===== Texto para leitura

Por que o STF precisa de um código de conduta, por Júlio César Cardoso
O Supremo Tribunal Federal (STF) é a mais alta instância do Poder Judiciário brasileiro e, por isso, seus ministros devem preservar não apenas a imparcialidade de suas decisões, mas também a liturgia e a imagem austera da Corte. A recente polêmica envolvendo Alexandre de Moraes, Gilmar Mendes e Dias Toffoli, que não divulgaram os valores recebidos em palestras, reacende o debate sobre a transparência e os limites das atividades externas dos magistrados.
- A função exclusiva dos ministros
Os ministros do STF recebem remuneração elevada justamente para se dedicarem integralmente às demandas judiciais. A participação em palestras, seminários ou aulas, especialmente quando remunerada, pode gerar conflitos de interesse e desviar tempo e energia das funções primordiais: julgar milhares de processos que aguardam decisão. O exercício paralelo de atividades externas transmite a impressão de que o cargo é secundário, o que fere a confiança da sociedade. Ministros insatisfeitos com salários deveriam reconsiderar sua permanência nos cargos. - Transparência e credibilidade
A Lei de Acesso à Informação (LAI) garante ao cidadão o direito de conhecer como os agentes públicos atuam. A omissão de valores recebidos em palestras fragiliza a credibilidade da Corte e abre espaço para suspeitas de favorecimento ou de uso indevido da posição institucional. Um código de conduta claro e rígido, como defende o ministro Edson Fachin, é essencial para assegurar que não haja brechas para interpretações dúbias. - A liturgia do cargo
O STF não é apenas um tribunal: é um símbolo da democracia e da estabilidade institucional. Seus ministros devem se portar de maneira compatível com essa responsabilidade. Aulas e palestras remuneradas, ainda que legítimas em outros contextos, não se coadunam com a liturgia do cargo. A imagem austera da Corte exige dedicação exclusiva e postura que inspire respeito e confiança. - Caminho necessário
A solução passa pela aprovação de um código de conduta que:
• Proíba atividades externas remuneradas não vinculadas ao serviço oficial da Corte.

==========
===== Dados apresentados

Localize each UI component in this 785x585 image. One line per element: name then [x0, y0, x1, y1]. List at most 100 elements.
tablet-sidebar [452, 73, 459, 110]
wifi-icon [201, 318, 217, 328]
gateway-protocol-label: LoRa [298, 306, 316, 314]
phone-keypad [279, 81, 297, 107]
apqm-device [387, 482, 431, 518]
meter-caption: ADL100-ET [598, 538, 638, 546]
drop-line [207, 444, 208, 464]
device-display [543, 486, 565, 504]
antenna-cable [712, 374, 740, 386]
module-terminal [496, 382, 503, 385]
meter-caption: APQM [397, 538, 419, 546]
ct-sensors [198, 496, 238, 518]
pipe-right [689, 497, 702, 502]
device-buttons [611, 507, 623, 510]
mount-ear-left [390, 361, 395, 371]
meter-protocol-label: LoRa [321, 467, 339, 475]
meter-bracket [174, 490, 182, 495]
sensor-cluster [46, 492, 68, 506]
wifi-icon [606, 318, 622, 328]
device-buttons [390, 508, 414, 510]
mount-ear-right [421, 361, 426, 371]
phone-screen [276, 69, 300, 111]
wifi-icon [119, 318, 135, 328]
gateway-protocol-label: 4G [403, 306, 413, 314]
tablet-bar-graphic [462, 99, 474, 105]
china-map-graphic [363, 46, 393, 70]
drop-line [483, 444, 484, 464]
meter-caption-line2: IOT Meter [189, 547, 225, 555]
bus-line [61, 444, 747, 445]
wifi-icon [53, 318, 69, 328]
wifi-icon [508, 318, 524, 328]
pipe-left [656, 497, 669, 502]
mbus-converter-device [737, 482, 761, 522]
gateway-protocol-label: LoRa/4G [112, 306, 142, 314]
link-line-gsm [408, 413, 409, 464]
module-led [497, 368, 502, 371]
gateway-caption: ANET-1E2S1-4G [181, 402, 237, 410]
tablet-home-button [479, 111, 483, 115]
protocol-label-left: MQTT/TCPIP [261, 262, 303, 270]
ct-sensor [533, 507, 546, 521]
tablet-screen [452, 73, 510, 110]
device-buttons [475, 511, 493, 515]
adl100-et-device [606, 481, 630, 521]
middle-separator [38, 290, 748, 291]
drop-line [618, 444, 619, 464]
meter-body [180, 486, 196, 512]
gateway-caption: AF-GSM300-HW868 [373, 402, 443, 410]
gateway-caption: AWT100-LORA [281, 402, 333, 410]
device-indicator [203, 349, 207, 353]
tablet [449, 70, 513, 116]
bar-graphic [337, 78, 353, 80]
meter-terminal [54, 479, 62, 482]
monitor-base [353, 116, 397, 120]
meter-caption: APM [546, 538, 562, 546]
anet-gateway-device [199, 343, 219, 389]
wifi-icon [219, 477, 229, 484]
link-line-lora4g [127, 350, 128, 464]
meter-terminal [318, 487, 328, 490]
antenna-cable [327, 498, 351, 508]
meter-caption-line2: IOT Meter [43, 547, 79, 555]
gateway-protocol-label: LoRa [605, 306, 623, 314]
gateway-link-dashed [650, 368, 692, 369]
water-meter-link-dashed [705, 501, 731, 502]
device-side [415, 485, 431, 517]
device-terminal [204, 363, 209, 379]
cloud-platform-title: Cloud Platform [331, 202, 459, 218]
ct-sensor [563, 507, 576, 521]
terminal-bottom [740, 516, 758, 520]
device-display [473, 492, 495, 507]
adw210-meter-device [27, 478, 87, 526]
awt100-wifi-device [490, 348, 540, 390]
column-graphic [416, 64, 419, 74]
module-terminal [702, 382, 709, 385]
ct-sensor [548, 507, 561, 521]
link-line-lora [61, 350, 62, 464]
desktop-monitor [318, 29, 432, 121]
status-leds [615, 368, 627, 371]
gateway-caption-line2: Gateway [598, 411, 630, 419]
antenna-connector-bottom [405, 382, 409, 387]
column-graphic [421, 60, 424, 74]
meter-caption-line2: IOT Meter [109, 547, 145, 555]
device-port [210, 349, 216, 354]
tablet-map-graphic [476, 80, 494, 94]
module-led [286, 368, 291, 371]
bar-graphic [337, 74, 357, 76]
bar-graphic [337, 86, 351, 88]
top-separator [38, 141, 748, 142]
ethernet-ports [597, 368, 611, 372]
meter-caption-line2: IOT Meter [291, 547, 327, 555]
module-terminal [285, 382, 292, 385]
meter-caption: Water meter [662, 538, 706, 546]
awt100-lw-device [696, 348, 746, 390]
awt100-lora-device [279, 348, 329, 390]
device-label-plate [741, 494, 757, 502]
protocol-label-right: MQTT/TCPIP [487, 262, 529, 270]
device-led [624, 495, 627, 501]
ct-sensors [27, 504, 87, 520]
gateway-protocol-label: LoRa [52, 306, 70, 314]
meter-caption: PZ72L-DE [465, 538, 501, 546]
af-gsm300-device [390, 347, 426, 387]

==========

#### [Exercícios propostos]
(1) Segundo o texto sobre o código de conduta do STF, qual ministro defende um código de conduta claro e rígido?
(2) Reproduza o trecho do texto sobre o código de conduta do STF que vai de "Por que o STF" até "externas dos magistrados.".
(3) Diga se cada afirmação concorda com o texto sobre o código de conduta do STF, respondendo sim ou não e citando as palavras do texto que decidem a questão.
(a) Alexandre de Moraes, Gilmar Mendes e Dias Toffoli não divulgaram os valores recebidos em palestras.
(b) O texto considera as aulas e palestras remuneradas ilegítimas em qualquer contexto.
(c) A Lei de Acesso à Informação garante ao cidadão o direito de saber como os agentes públicos atuam.
A listagem não é necessária para resolver os exercícios.

#### [Respostas comentadas]
(1) O ministro Edson Fachin.

(2)
Por que o STF precisa de um código de conduta, por Júlio César Cardoso
O Supremo Tribunal Federal (STF) é a mais alta instância do Poder Judiciário brasileiro e, por isso, seus ministros devem preservar não apenas a imparcialidade de suas decisões, mas também a liturgia e a imagem austera da Corte. A recente polêmica envolvendo Alexandre de Moraes, Gilmar Mendes e Dias Toffoli, que não divulgaram os valores recebidos em palestras, reacende o debate sobre a transparência e os limites das atividades externas dos magistrados.

(3)
(a) Sim: "que não divulgaram os valores recebidos em palestras".
(b) Não: "ainda que legítimas em outros contextos".
(c) Sim: "garante ao cidadão o direito de conhecer como os agentes públicos atuam".